Exercise directions | Figure out how many lines of the material below contain the word "text". Answer with the number only.

Stored data entries:
- - - - - - -

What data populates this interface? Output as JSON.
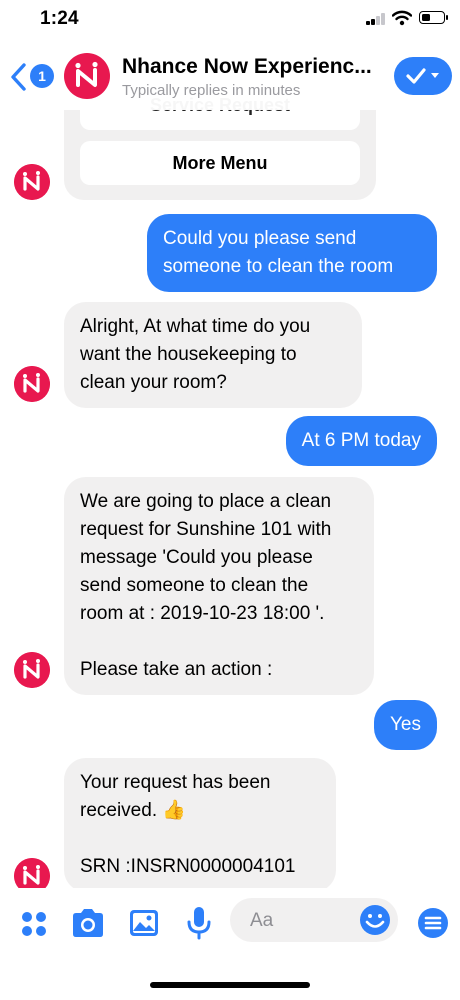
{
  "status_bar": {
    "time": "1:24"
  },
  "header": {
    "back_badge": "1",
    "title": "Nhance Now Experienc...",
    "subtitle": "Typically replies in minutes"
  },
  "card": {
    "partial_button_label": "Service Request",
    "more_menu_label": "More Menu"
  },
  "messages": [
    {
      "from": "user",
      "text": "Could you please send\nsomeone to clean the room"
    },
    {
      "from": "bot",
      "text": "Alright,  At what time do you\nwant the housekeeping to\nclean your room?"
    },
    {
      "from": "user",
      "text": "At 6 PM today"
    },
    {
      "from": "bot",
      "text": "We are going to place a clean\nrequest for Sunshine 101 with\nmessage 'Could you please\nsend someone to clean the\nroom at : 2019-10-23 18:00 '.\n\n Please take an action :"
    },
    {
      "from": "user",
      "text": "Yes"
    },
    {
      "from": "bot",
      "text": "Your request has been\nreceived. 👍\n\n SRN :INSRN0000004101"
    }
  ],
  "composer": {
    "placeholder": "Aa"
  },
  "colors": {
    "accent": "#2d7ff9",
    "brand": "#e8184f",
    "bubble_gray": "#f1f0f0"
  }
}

- - - - - - -

Answer for this exercise | 6